Word for word, retype every entry in the listing.

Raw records
###

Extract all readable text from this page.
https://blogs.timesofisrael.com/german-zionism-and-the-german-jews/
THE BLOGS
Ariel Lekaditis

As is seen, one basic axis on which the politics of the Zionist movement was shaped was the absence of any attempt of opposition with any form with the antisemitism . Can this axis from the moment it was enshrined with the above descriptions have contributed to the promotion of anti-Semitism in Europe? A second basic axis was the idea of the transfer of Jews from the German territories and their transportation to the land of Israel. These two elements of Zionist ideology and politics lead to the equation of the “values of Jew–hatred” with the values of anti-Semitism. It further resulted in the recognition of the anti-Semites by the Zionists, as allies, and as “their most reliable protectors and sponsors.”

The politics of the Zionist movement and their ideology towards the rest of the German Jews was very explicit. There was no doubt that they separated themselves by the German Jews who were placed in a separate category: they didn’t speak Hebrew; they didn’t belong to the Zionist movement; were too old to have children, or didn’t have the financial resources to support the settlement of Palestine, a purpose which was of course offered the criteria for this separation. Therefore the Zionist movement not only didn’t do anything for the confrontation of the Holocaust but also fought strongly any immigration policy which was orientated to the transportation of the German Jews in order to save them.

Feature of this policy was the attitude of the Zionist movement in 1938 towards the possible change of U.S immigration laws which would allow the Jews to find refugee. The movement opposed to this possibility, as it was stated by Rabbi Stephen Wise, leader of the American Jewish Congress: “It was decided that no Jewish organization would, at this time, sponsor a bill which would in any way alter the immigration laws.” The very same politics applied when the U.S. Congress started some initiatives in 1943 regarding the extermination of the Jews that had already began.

###

- _THE RESPONSE_:
Extract all readable text from this page.
https://blogs.timesofisrael.com/german-zionism-and-the-german-jews/
THE BLOGS
Ariel Lekaditis

As is seen, one basic axis on which the politics of the Zionist movement was shaped was the absence of any attempt of opposition with any form with the antisemitism . Can this axis from the moment it was enshrined with the above descriptions have contributed to the promotion of anti-Semitism in Europe? A second basic axis was the idea of the transfer of Jews from the German territories and their transportation to the land of Israel. These two elements of Zionist ideology and politics lead to the equation of the “values of Jew–hatred” with the values of anti-Semitism. It further resulted in the recognition of the anti-Semites by the Zionists, as allies, and as “their most reliable protectors and sponsors.”

The politics of the Zionist movement and their ideology towards the rest of the German Jews was very explicit. There was no doubt that they separated themselves by the German Jews who were placed in a separate category: they didn’t speak Hebrew; they didn’t belong to the Zionist movement; were too old to have children, or didn’t have the financial resources to support the settlement of Palestine, a purpose which was of course offered the criteria for this separation. Therefore the Zionist movement not only didn’t do anything for the confrontation of the Holocaust but also fought strongly any immigration policy which was orientated to the transportation of the German Jews in order to save them.

Feature of this policy was the attitude of the Zionist movement in 1938 towards the possible change of U.S immigration laws which would allow the Jews to find refugee. The movement opposed to this possibility, as it was stated by Rabbi Stephen Wise, leader of the American Jewish Congress: “It was decided that no Jewish organization would, at this time, sponsor a bill which would in any way alter the immigration laws.” The very same politics applied when the U.S. Congress started some initiatives in 1943 regarding the extermination of the Jews that had already began.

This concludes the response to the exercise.